■ What the exercise asks
Identify and reproduce every line holding the string "Poland".

■ Source records
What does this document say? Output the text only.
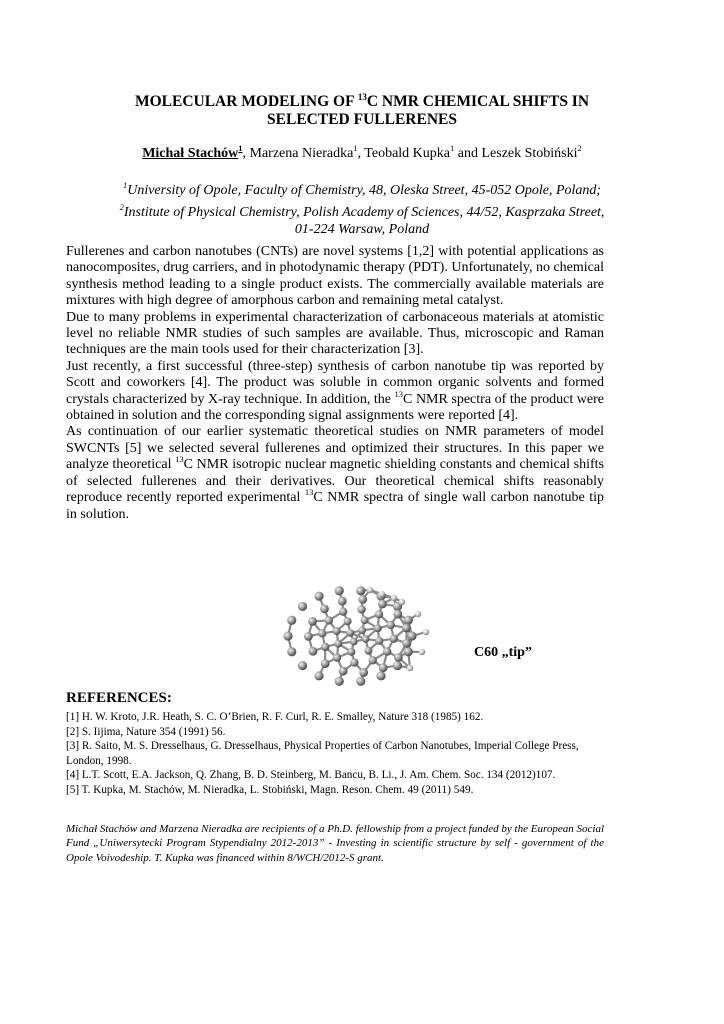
MOLECULAR MODELING OF $^{13}$C NMR CHEMICAL SHIFTS IN
SELECTED FULLERENES
Michał Stachów$^1$, Marzena Nieradka$^1$, Teobald Kupka$^1$ and Leszek Stobiński$^2$
$^1$University of Opole, Faculty of Chemistry, 48, Oleska Street, 45-052 Opole, Poland;
$^2$Institute of Physical Chemistry, Polish Academy of Sciences, 44/52, Kasprzaka Street,
01-224 Warsaw, Poland

Fullerenes and carbon nanotubes (CNTs) are novel systems [1,2] with potential applications as nanocomposites, drug carriers, and in photodynamic therapy (PDT). Unfortunately, no chemical synthesis method leading to a single product exists. The commercially available materials are mixtures with high degree of amorphous carbon and remaining metal catalyst.

Due to many problems in experimental characterization of carbonaceous materials at atomistic level no reliable NMR studies of such samples are available. Thus, microscopic and Raman techniques are the main tools used for their characterization [3].

Just recently, a first successful (three-step) synthesis of carbon nanotube tip was reported by Scott and coworkers [4]. The product was soluble in common organic solvents and formed crystals characterized by X-ray technique. In addition, the $^{13}$C NMR spectra of the product were obtained in solution and the corresponding signal assignments were reported [4].

As continuation of our earlier systematic theoretical studies on NMR parameters of model SWCNTs [5] we selected several fullerenes and optimized their structures. In this paper we analyze theoretical $^{13}$C NMR isotropic nuclear magnetic shielding constants and chemical shifts of selected fullerenes and their derivatives. Our theoretical chemical shifts reasonably reproduce recently reported experimental $^{13}$C NMR spectra of single wall carbon nanotube tip in solution.

C60 „tip”
REFERENCES:

[1] H. W. Kroto, J.R. Heath, S. C. O’Brien, R. F. Curl, R. E. Smalley, Nature 318 (1985) 162.

[2] S. Iijima, Nature 354 (1991) 56.

[3] R. Saito, M. S. Dresselhaus, G. Dresselhaus, Physical Properties of Carbon Nanotubes, Imperial College Press, London, 1998.

[4] L.T. Scott, E.A. Jackson, Q. Zhang, B. D. Steinberg, M. Bancu, B. Li., J. Am. Chem. Soc. 134 (2012)107.

[5] T. Kupka, M. Stachów, M. Nieradka, L. Stobiński, Magn. Reson. Chem. 49 (2011) 549.

Michał Stachów and Marzena Nieradka are recipients of a Ph.D. fellowship from a project funded by the European Social Fund „Uniwersytecki Program Stypendialny 2012-2013” - Investing in scientific structure by self - government of the Opole Voivodeship. T. Kupka was financed within 8/WCH/2012-S grant.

■ Task answer
$^1$University of Opole, Faculty of Chemistry, 48, Oleska Street, 45-052 Opole, Poland;
01-224 Warsaw, Poland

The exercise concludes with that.